(Page text dataset records)
□ □ □ □
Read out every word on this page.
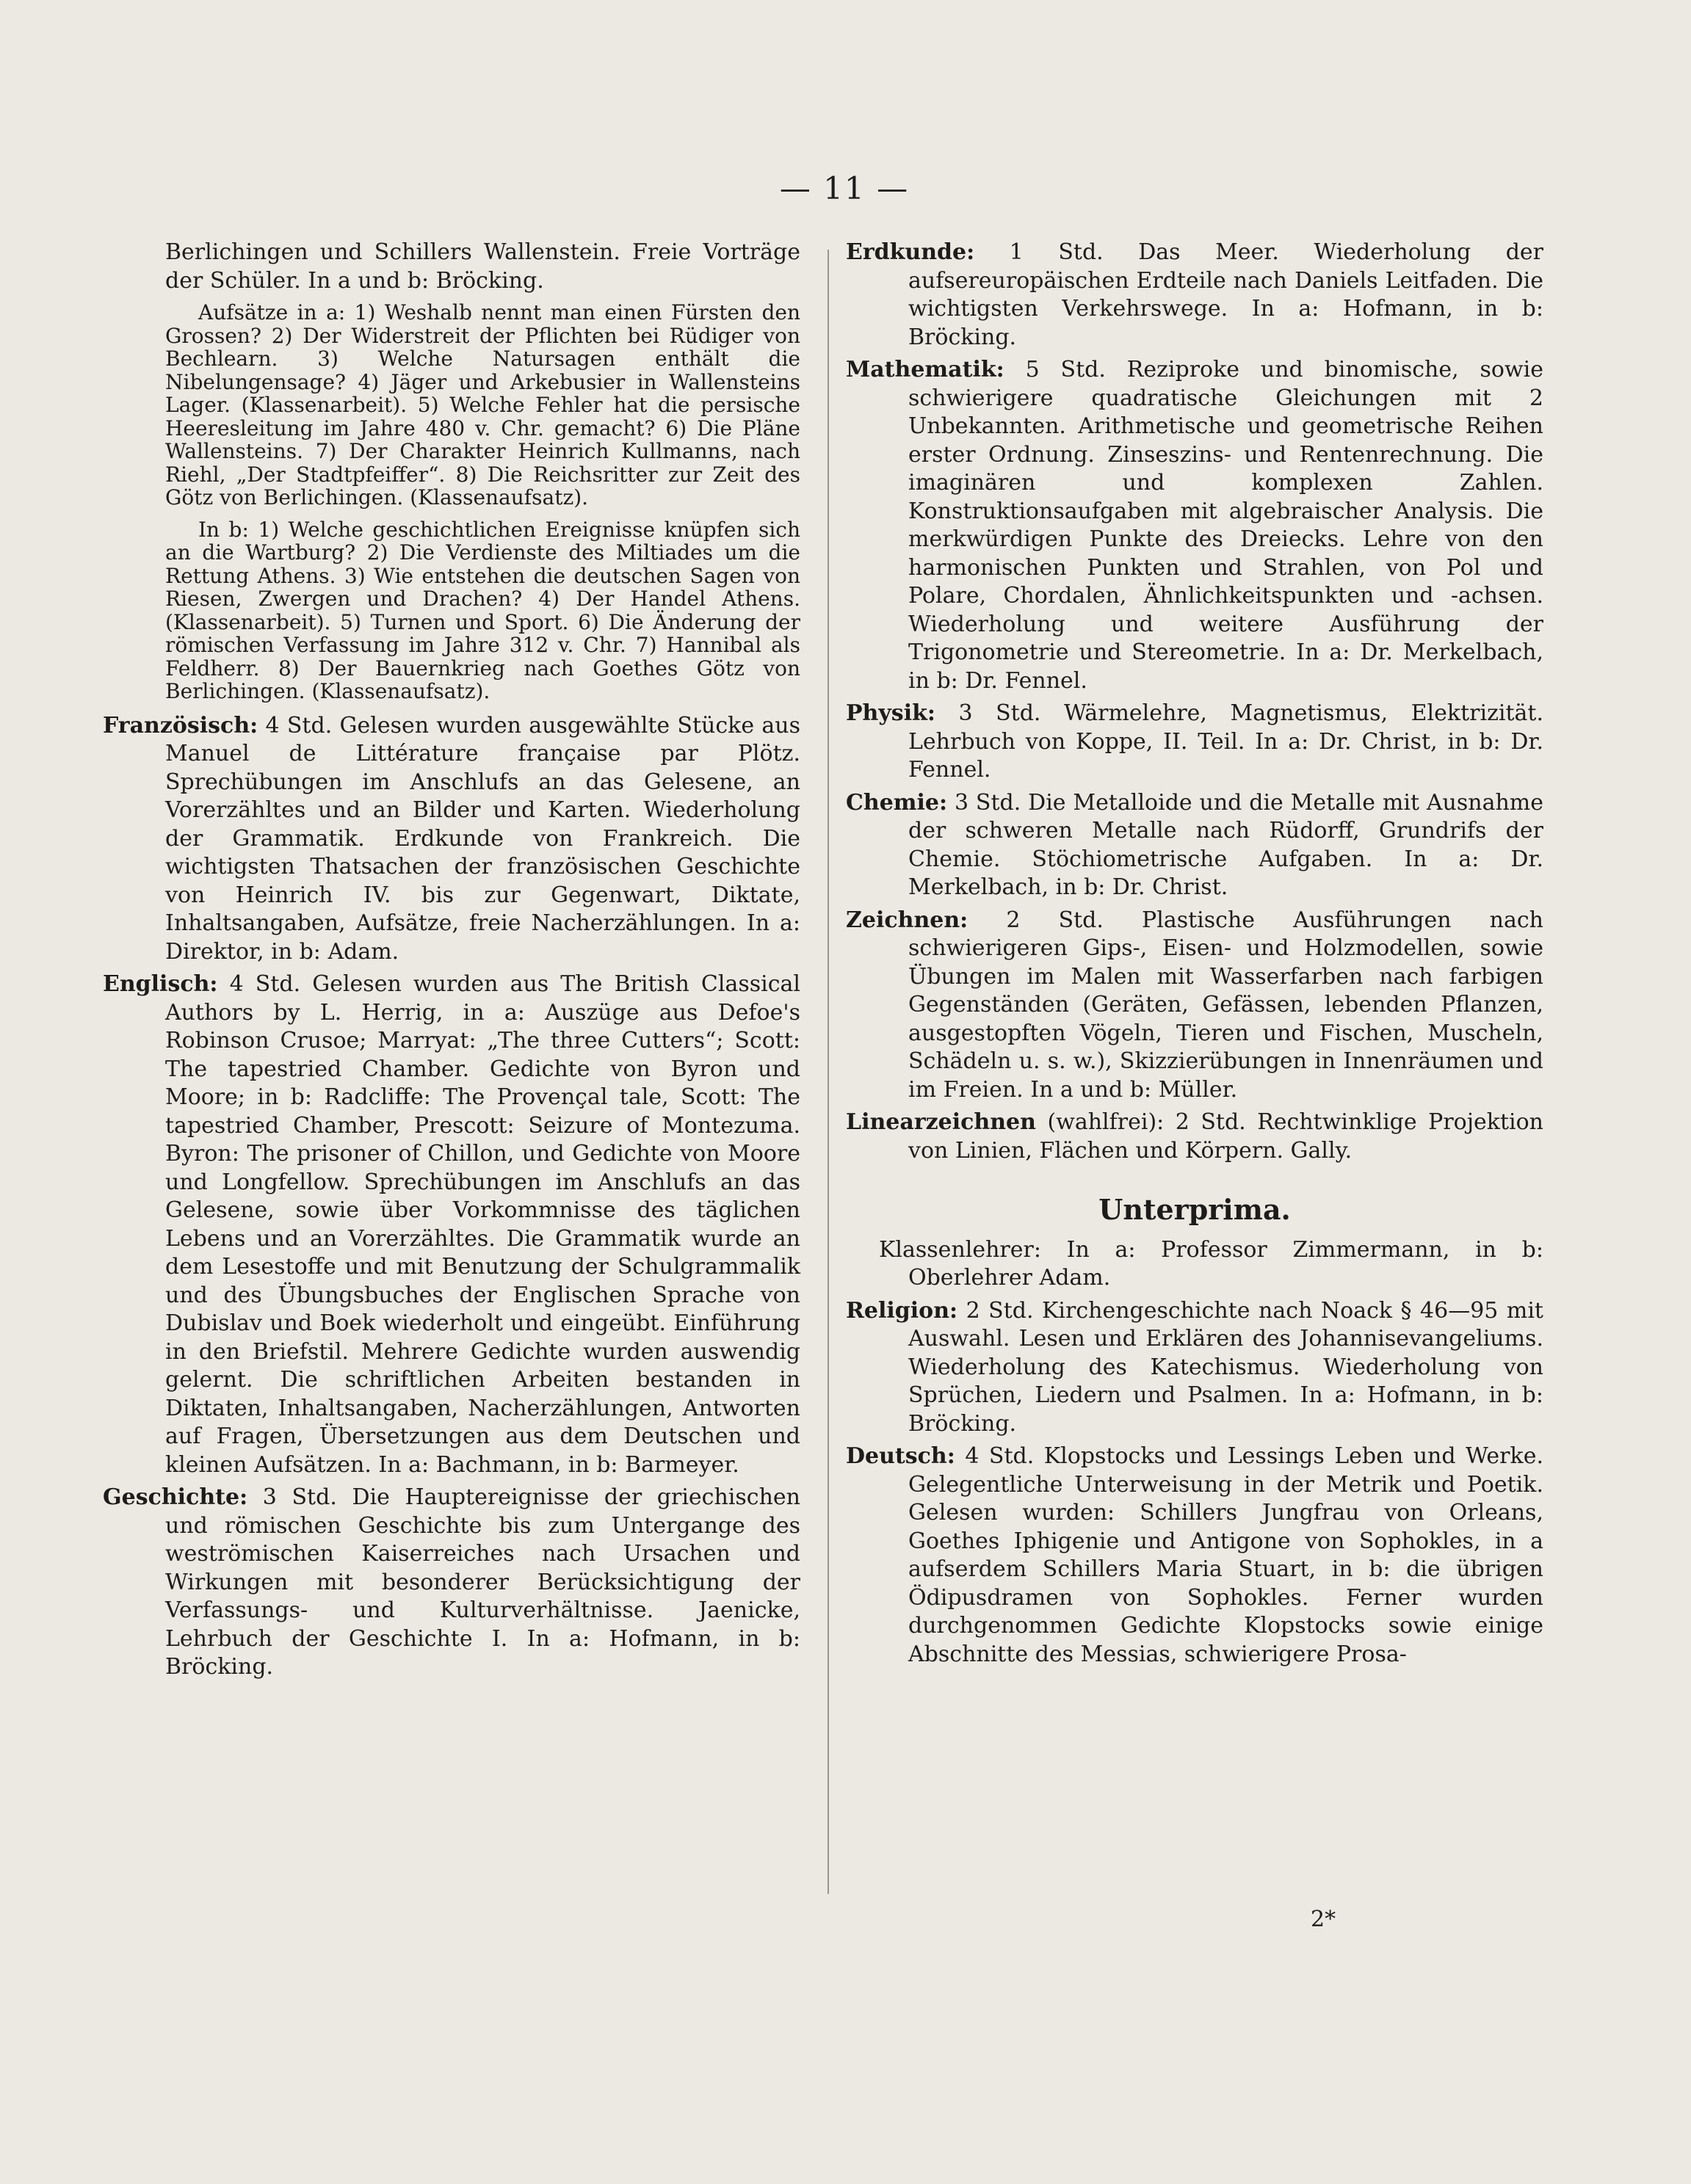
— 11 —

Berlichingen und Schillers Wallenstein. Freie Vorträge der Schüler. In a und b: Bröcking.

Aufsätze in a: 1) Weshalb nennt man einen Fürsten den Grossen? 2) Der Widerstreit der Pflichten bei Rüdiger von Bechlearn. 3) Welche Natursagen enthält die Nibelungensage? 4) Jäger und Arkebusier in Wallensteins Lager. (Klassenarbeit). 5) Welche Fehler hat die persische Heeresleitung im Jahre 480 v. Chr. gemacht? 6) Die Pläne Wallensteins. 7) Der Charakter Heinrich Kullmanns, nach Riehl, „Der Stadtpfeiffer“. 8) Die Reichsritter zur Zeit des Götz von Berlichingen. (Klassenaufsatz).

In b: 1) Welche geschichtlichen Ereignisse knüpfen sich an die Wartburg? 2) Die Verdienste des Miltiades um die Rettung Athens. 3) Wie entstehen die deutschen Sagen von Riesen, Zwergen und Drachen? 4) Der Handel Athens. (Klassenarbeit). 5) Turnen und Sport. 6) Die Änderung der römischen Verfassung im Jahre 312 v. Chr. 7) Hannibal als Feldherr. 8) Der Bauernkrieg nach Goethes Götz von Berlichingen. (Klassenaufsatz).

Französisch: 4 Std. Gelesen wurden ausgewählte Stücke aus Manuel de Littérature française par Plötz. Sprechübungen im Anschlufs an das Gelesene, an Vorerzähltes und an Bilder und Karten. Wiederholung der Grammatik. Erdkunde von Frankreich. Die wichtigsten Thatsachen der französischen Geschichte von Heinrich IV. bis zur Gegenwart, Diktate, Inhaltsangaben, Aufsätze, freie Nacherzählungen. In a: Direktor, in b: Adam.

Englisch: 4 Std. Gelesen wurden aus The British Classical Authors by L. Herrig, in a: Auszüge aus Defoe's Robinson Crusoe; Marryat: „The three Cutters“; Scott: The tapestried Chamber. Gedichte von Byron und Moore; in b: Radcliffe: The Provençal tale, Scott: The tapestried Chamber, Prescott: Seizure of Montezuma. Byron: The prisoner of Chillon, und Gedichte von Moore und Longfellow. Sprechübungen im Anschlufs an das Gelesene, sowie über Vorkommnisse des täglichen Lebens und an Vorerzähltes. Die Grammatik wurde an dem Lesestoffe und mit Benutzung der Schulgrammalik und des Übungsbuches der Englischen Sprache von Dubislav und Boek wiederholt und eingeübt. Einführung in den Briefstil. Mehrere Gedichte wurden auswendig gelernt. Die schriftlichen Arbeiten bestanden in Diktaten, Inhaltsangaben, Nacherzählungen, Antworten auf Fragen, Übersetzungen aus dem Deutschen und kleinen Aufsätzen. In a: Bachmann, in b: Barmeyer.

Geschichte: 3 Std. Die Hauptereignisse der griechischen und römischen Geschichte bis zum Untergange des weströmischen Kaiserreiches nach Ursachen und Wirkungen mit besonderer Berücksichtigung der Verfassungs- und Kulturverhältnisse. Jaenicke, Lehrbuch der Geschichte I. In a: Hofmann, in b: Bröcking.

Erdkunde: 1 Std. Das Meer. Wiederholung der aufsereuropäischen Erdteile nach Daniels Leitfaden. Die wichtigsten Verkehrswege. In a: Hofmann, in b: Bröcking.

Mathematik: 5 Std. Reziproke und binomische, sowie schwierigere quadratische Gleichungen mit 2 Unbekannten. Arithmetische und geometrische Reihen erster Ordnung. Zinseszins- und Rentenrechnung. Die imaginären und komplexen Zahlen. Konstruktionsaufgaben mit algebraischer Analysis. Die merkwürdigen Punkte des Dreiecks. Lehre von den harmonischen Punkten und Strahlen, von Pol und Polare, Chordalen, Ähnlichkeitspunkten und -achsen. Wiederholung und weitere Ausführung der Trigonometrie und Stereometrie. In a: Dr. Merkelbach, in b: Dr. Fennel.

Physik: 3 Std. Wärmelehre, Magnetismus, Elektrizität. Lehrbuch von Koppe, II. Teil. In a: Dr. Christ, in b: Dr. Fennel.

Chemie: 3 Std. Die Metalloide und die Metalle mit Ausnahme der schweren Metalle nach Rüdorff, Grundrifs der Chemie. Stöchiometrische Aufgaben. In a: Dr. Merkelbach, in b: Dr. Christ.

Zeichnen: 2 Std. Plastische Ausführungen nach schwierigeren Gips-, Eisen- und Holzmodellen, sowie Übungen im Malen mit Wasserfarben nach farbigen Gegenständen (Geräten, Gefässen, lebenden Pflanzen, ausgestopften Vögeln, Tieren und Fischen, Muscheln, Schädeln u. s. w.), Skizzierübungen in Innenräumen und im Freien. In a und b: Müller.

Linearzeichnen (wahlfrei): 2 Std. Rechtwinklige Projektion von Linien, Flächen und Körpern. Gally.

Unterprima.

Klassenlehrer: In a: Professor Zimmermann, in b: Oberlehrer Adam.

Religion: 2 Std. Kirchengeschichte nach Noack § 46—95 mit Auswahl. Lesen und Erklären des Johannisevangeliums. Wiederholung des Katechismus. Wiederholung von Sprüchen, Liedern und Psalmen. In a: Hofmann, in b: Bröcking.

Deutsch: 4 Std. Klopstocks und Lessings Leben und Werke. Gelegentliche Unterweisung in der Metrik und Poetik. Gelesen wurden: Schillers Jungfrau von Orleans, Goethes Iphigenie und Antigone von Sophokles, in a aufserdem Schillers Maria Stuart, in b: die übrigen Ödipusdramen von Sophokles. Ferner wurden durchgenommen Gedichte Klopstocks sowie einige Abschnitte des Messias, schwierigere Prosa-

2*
□ □ □ □
**Problem details:** Your response should be each line that includes the word "Goethes", copied from the records.

**Task answer:**
In b: 1) Welche geschichtlichen Ereignisse knüpfen sich an die Wartburg? 2) Die Verdienste des Miltiades um die Rettung Athens. 3) Wie entstehen die deutschen Sagen von Riesen, Zwergen und Drachen? 4) Der Handel Athens. (Klassenarbeit). 5) Turnen und Sport. 6) Die Änderung der römischen Verfassung im Jahre 312 v. Chr. 7) Hannibal als Feldherr. 8) Der Bauernkrieg nach Goethes Götz von Berlichingen. (Klassenaufsatz).
Deutsch: 4 Std. Klopstocks und Lessings Leben und Werke. Gelegentliche Unterweisung in der Metrik und Poetik. Gelesen wurden: Schillers Jungfrau von Orleans, Goethes Iphigenie und Antigone von Sophokles, in a aufserdem Schillers Maria Stuart, in b: die übrigen Ödipusdramen von Sophokles. Ferner wurden durchgenommen Gedichte Klopstocks sowie einige Abschnitte des Messias, schwierigere Prosa-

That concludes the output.